::: Material provided

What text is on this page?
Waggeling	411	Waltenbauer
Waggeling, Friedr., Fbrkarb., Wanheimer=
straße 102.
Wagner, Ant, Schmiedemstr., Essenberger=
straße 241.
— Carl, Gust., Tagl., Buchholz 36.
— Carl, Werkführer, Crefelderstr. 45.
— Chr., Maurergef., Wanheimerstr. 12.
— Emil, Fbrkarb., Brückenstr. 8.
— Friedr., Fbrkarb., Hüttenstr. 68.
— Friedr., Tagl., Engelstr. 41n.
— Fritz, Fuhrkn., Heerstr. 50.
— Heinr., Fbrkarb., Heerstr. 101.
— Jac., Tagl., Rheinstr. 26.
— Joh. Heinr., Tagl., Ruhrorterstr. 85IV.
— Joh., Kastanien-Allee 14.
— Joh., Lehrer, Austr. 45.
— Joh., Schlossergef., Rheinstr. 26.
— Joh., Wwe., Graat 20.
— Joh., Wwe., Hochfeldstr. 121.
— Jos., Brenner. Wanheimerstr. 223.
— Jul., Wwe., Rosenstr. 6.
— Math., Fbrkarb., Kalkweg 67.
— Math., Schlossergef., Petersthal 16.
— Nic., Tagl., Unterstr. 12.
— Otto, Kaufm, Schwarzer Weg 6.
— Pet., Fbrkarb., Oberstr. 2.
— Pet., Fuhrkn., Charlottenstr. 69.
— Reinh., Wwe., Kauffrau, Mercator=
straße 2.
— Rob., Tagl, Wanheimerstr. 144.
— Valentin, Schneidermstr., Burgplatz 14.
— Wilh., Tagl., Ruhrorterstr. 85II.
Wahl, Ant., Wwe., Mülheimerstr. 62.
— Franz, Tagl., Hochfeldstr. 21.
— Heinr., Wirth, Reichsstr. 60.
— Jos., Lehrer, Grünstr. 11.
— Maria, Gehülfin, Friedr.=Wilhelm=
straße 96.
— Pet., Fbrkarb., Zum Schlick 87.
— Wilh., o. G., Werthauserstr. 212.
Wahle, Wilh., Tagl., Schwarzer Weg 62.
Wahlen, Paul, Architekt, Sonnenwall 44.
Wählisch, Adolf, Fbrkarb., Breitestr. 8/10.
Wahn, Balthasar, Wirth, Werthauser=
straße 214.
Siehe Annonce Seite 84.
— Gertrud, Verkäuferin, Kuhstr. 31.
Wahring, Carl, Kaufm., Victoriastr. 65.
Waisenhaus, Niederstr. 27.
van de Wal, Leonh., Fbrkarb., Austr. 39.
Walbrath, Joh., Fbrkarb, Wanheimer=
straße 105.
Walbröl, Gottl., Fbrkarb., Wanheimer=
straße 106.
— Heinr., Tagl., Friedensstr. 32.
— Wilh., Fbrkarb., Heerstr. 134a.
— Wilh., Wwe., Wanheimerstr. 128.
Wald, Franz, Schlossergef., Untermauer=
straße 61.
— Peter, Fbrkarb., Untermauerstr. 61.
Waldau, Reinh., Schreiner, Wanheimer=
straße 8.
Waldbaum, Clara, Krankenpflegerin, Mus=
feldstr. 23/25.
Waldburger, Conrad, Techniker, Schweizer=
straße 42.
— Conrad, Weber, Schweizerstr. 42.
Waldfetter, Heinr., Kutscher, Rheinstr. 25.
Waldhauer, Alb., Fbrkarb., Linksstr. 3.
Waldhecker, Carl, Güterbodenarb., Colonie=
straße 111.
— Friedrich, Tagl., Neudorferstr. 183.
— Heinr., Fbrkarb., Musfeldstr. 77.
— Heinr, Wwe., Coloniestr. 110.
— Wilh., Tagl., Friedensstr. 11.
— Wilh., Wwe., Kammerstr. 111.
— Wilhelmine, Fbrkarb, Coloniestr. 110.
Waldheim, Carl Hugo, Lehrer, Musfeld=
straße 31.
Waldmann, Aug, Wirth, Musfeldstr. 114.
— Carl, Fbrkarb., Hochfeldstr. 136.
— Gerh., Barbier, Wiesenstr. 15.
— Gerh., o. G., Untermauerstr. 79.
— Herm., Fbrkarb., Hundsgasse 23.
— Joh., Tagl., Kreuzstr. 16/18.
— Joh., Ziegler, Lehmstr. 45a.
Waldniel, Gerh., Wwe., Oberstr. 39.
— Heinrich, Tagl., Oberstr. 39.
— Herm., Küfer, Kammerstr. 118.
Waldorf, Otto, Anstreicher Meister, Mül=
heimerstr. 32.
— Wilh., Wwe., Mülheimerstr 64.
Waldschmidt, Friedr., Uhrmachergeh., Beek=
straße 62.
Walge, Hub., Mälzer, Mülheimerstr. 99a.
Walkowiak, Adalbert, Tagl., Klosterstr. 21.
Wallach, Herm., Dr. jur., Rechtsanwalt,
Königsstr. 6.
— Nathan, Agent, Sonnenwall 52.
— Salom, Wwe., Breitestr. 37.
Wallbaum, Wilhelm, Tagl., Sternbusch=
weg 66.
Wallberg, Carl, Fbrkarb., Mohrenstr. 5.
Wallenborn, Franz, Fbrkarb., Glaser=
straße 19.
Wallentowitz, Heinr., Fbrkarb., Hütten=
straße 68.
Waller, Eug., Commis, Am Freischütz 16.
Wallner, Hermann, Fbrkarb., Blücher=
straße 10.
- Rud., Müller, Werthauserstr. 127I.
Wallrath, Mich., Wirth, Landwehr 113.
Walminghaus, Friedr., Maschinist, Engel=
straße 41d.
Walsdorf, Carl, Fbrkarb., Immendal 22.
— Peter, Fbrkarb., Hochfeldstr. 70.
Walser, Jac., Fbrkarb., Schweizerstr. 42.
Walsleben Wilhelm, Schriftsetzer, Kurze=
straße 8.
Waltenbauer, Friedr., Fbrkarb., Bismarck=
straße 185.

::::::

-- Work required --
Write out every entry again exactly, please, with nothing missing.

-- Finished task --
What text is on this page?
Waggeling	411	Waltenbauer
Waggeling, Friedr., Fbrkarb., Wanheimer=
straße 102.
Wagner, Ant, Schmiedemstr., Essenberger=
straße 241.
— Carl, Gust., Tagl., Buchholz 36.
— Carl, Werkführer, Crefelderstr. 45.
— Chr., Maurergef., Wanheimerstr. 12.
— Emil, Fbrkarb., Brückenstr. 8.
— Friedr., Fbrkarb., Hüttenstr. 68.
— Friedr., Tagl., Engelstr. 41n.
— Fritz, Fuhrkn., Heerstr. 50.
— Heinr., Fbrkarb., Heerstr. 101.
— Jac., Tagl., Rheinstr. 26.
— Joh. Heinr., Tagl., Ruhrorterstr. 85IV.
— Joh., Kastanien-Allee 14.
— Joh., Lehrer, Austr. 45.
— Joh., Schlossergef., Rheinstr. 26.
— Joh., Wwe., Graat 20.
— Joh., Wwe., Hochfeldstr. 121.
— Jos., Brenner. Wanheimerstr. 223.
— Jul., Wwe., Rosenstr. 6.
— Math., Fbrkarb., Kalkweg 67.
— Math., Schlossergef., Petersthal 16.
— Nic., Tagl., Unterstr. 12.
— Otto, Kaufm, Schwarzer Weg 6.
— Pet., Fbrkarb., Oberstr. 2.
— Pet., Fuhrkn., Charlottenstr. 69.
— Reinh., Wwe., Kauffrau, Mercator=
straße 2.
— Rob., Tagl, Wanheimerstr. 144.
— Valentin, Schneidermstr., Burgplatz 14.
— Wilh., Tagl., Ruhrorterstr. 85II.
Wahl, Ant., Wwe., Mülheimerstr. 62.
— Franz, Tagl., Hochfeldstr. 21.
— Heinr., Wirth, Reichsstr. 60.
— Jos., Lehrer, Grünstr. 11.
— Maria, Gehülfin, Friedr.=Wilhelm=
straße 96.
— Pet., Fbrkarb., Zum Schlick 87.
— Wilh., o. G., Werthauserstr. 212.
Wahle, Wilh., Tagl., Schwarzer Weg 62.
Wahlen, Paul, Architekt, Sonnenwall 44.
Wählisch, Adolf, Fbrkarb., Breitestr. 8/10.
Wahn, Balthasar, Wirth, Werthauser=
straße 214.
Siehe Annonce Seite 84.
— Gertrud, Verkäuferin, Kuhstr. 31.
Wahring, Carl, Kaufm., Victoriastr. 65.
Waisenhaus, Niederstr. 27.
van de Wal, Leonh., Fbrkarb., Austr. 39.
Walbrath, Joh., Fbrkarb, Wanheimer=
straße 105.
Walbröl, Gottl., Fbrkarb., Wanheimer=
straße 106.
— Heinr., Tagl., Friedensstr. 32.
— Wilh., Fbrkarb., Heerstr. 134a.
— Wilh., Wwe., Wanheimerstr. 128.
Wald, Franz, Schlossergef., Untermauer=
straße 61.
— Peter, Fbrkarb., Untermauerstr. 61.
Waldau, Reinh., Schreiner, Wanheimer=
straße 8.
Waldbaum, Clara, Krankenpflegerin, Mus=
feldstr. 23/25.
Waldburger, Conrad, Techniker, Schweizer=
straße 42.
— Conrad, Weber, Schweizerstr. 42.
Waldfetter, Heinr., Kutscher, Rheinstr. 25.
Waldhauer, Alb., Fbrkarb., Linksstr. 3.
Waldhecker, Carl, Güterbodenarb., Colonie=
straße 111.
— Friedrich, Tagl., Neudorferstr. 183.
— Heinr., Fbrkarb., Musfeldstr. 77.
— Heinr, Wwe., Coloniestr. 110.
— Wilh., Tagl., Friedensstr. 11.
— Wilh., Wwe., Kammerstr. 111.
— Wilhelmine, Fbrkarb, Coloniestr. 110.
Waldheim, Carl Hugo, Lehrer, Musfeld=
straße 31.
Waldmann, Aug, Wirth, Musfeldstr. 114.
— Carl, Fbrkarb., Hochfeldstr. 136.
— Gerh., Barbier, Wiesenstr. 15.
— Gerh., o. G., Untermauerstr. 79.
— Herm., Fbrkarb., Hundsgasse 23.
— Joh., Tagl., Kreuzstr. 16/18.
— Joh., Ziegler, Lehmstr. 45a.
Waldniel, Gerh., Wwe., Oberstr. 39.
— Heinrich, Tagl., Oberstr. 39.
— Herm., Küfer, Kammerstr. 118.
Waldorf, Otto, Anstreicher Meister, Mül=
heimerstr. 32.
— Wilh., Wwe., Mülheimerstr 64.
Waldschmidt, Friedr., Uhrmachergeh., Beek=
straße 62.
Walge, Hub., Mälzer, Mülheimerstr. 99a.
Walkowiak, Adalbert, Tagl., Klosterstr. 21.
Wallach, Herm., Dr. jur., Rechtsanwalt,
Königsstr. 6.
— Nathan, Agent, Sonnenwall 52.
— Salom, Wwe., Breitestr. 37.
Wallbaum, Wilhelm, Tagl., Sternbusch=
weg 66.
Wallberg, Carl, Fbrkarb., Mohrenstr. 5.
Wallenborn, Franz, Fbrkarb., Glaser=
straße 19.
Wallentowitz, Heinr., Fbrkarb., Hütten=
straße 68.
Waller, Eug., Commis, Am Freischütz 16.
Wallner, Hermann, Fbrkarb., Blücher=
straße 10.
- Rud., Müller, Werthauserstr. 127I.
Wallrath, Mich., Wirth, Landwehr 113.
Walminghaus, Friedr., Maschinist, Engel=
straße 41d.
Walsdorf, Carl, Fbrkarb., Immendal 22.
— Peter, Fbrkarb., Hochfeldstr. 70.
Walser, Jac., Fbrkarb., Schweizerstr. 42.
Walsleben Wilhelm, Schriftsetzer, Kurze=
straße 8.
Waltenbauer, Friedr., Fbrkarb., Bismarck=
straße 185.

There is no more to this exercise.